» EXERCISE INPUTS
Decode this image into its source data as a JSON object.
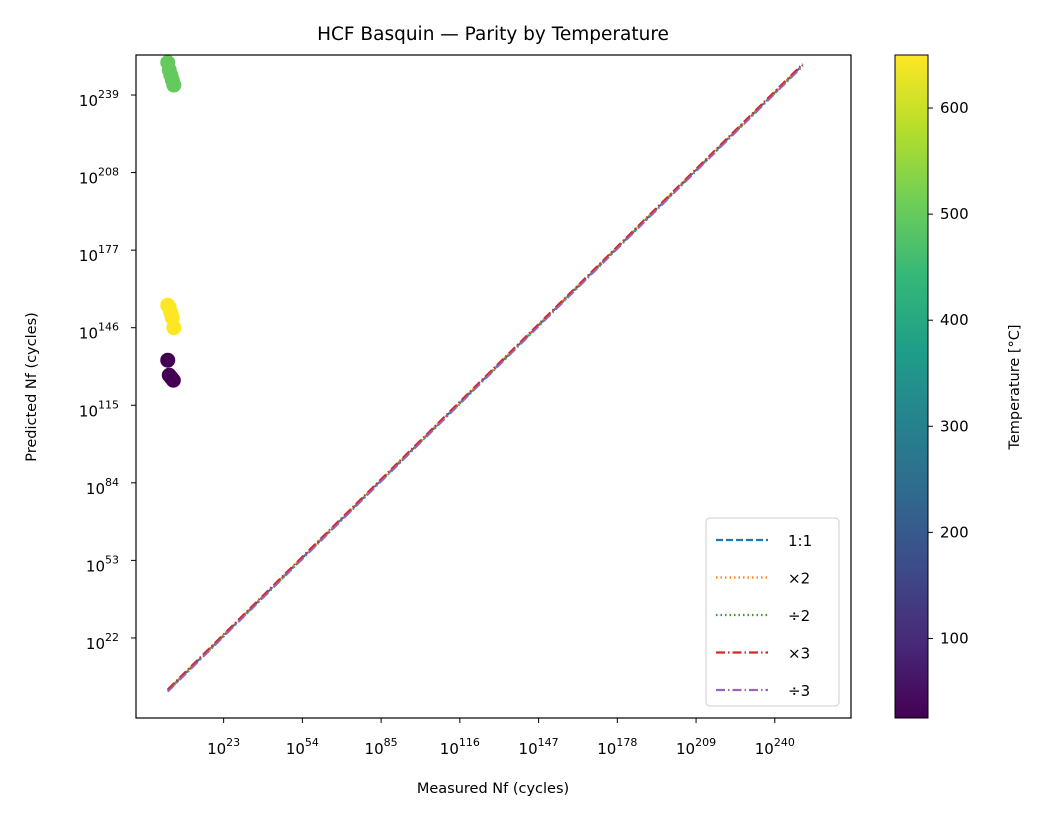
{
  "chart_data": {
    "type": "scatter",
    "title": "HCF Basquin — Parity by Temperature",
    "xlabel": "Measured Nf (cycles)",
    "ylabel": "Predicted Nf (cycles)",
    "x_scale": "log",
    "y_scale": "log",
    "xlim_log10": [
      -11.5,
      270
    ],
    "ylim_log10": [
      -10,
      255
    ],
    "x_ticks": [
      {
        "exp": 23,
        "label": "10",
        "sup": "23"
      },
      {
        "exp": 54,
        "label": "10",
        "sup": "54"
      },
      {
        "exp": 85,
        "label": "10",
        "sup": "85"
      },
      {
        "exp": 116,
        "label": "10",
        "sup": "116"
      },
      {
        "exp": 147,
        "label": "10",
        "sup": "147"
      },
      {
        "exp": 178,
        "label": "10",
        "sup": "178"
      },
      {
        "exp": 209,
        "label": "10",
        "sup": "209"
      },
      {
        "exp": 240,
        "label": "10",
        "sup": "240"
      }
    ],
    "y_ticks": [
      {
        "exp": 22,
        "label": "10",
        "sup": "22"
      },
      {
        "exp": 53,
        "label": "10",
        "sup": "53"
      },
      {
        "exp": 84,
        "label": "10",
        "sup": "84"
      },
      {
        "exp": 115,
        "label": "10",
        "sup": "115"
      },
      {
        "exp": 146,
        "label": "10",
        "sup": "146"
      },
      {
        "exp": 177,
        "label": "10",
        "sup": "177"
      },
      {
        "exp": 208,
        "label": "10",
        "sup": "208"
      },
      {
        "exp": 239,
        "label": "10",
        "sup": "239"
      }
    ],
    "grid": false,
    "legend_position": "lower-right",
    "reference_lines": [
      {
        "name": "1:1",
        "factor": 1,
        "color": "#1f77b4",
        "dash": "dashed"
      },
      {
        "name": "×2",
        "factor": 2,
        "color": "#ff7f0e",
        "dash": "dotted"
      },
      {
        "name": "÷2",
        "factor": 0.5,
        "color": "#2ca02c",
        "dash": "dotted"
      },
      {
        "name": "×3",
        "factor": 3,
        "color": "#d62728",
        "dash": "dashdot"
      },
      {
        "name": "÷3",
        "factor": 0.3333,
        "color": "#9467bd",
        "dash": "dashdot"
      }
    ],
    "reference_line_range_log10": [
      1,
      251
    ],
    "points": [
      {
        "x_log10": 1.0,
        "y_log10": 252,
        "temp_c": 500
      },
      {
        "x_log10": 1.6,
        "y_log10": 249,
        "temp_c": 500
      },
      {
        "x_log10": 2.2,
        "y_log10": 247,
        "temp_c": 500
      },
      {
        "x_log10": 2.8,
        "y_log10": 245,
        "temp_c": 500
      },
      {
        "x_log10": 3.4,
        "y_log10": 243,
        "temp_c": 500
      },
      {
        "x_log10": 1.0,
        "y_log10": 155,
        "temp_c": 650
      },
      {
        "x_log10": 1.6,
        "y_log10": 154,
        "temp_c": 650
      },
      {
        "x_log10": 2.2,
        "y_log10": 152,
        "temp_c": 650
      },
      {
        "x_log10": 2.8,
        "y_log10": 150,
        "temp_c": 650
      },
      {
        "x_log10": 3.4,
        "y_log10": 146,
        "temp_c": 650
      },
      {
        "x_log10": 1.0,
        "y_log10": 133,
        "temp_c": 25
      },
      {
        "x_log10": 1.6,
        "y_log10": 127,
        "temp_c": 25
      },
      {
        "x_log10": 2.4,
        "y_log10": 126,
        "temp_c": 25
      },
      {
        "x_log10": 3.2,
        "y_log10": 125,
        "temp_c": 25
      }
    ],
    "colorbar": {
      "label": "Temperature [°C]",
      "colormap": "viridis",
      "min": 25,
      "max": 650,
      "ticks": [
        100,
        200,
        300,
        400,
        500,
        600
      ]
    }
  }
}
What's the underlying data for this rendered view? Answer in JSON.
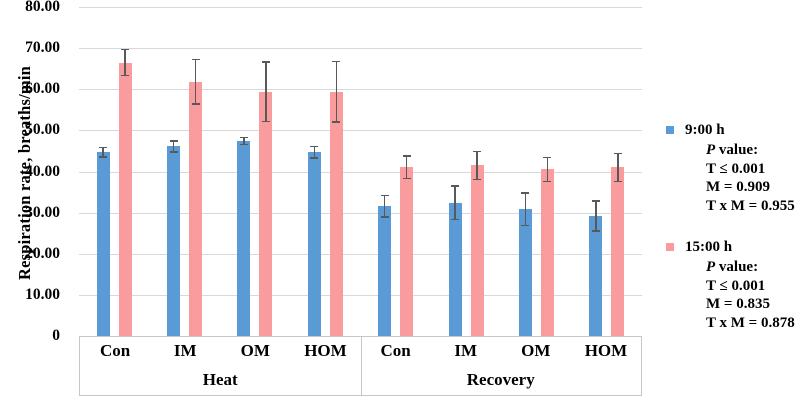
{
  "figure": {
    "background": "#FFFFFF",
    "gridline_color": "#D9D9D9",
    "axis_box_border_color": "#C6C6C6",
    "error_bar_color": "#595959"
  },
  "chart_data": {
    "type": "bar",
    "title": "",
    "xlabel": "",
    "ylabel": "Respiration rate, breaths/min",
    "ylim": [
      0,
      80
    ],
    "grid": true,
    "legend_position": "right",
    "yticks": [
      "80.00",
      "70.00",
      "60.00",
      "50.00",
      "40.00",
      "30.00",
      "20.00",
      "10.00",
      "0"
    ],
    "ytick_values": [
      80,
      70,
      60,
      50,
      40,
      30,
      20,
      10,
      0
    ],
    "categories": [
      "Con",
      "IM",
      "OM",
      "HOM",
      "Con",
      "IM",
      "OM",
      "HOM"
    ],
    "group_labels": [
      "Heat",
      "Recovery"
    ],
    "group_spans": [
      4,
      4
    ],
    "series": [
      {
        "name": "9:00 h",
        "color": "#5B9BD5",
        "values": [
          44.7,
          46.1,
          47.4,
          44.7,
          31.5,
          32.4,
          30.8,
          29.2
        ],
        "errors": [
          1.3,
          1.5,
          1.0,
          1.6,
          2.8,
          4.2,
          4.1,
          3.8
        ]
      },
      {
        "name": "15:00 h",
        "color": "#FA9B9D",
        "values": [
          66.5,
          61.8,
          59.4,
          59.4,
          41.0,
          41.5,
          40.5,
          41.0
        ],
        "errors": [
          3.4,
          5.6,
          7.4,
          7.5,
          2.9,
          3.6,
          3.1,
          3.6
        ]
      }
    ]
  },
  "legend": {
    "entries": [
      {
        "label": "9:00 h",
        "swatch_color": "#5B9BD5",
        "stats": [
          "P value:",
          "T ≤ 0.001",
          "M = 0.909",
          "T x M = 0.955"
        ]
      },
      {
        "label": "15:00 h",
        "swatch_color": "#FA9B9D",
        "stats": [
          "P value:",
          "T ≤ 0.001",
          "M = 0.835",
          "T x M = 0.878"
        ]
      }
    ]
  }
}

» PROBLEM REQUIREMENTS
Look above for lines with the word "right" and copy them all.

» EXERCISE ANSWER
    "legend_position": "lower-right",
    "legend_position": "right",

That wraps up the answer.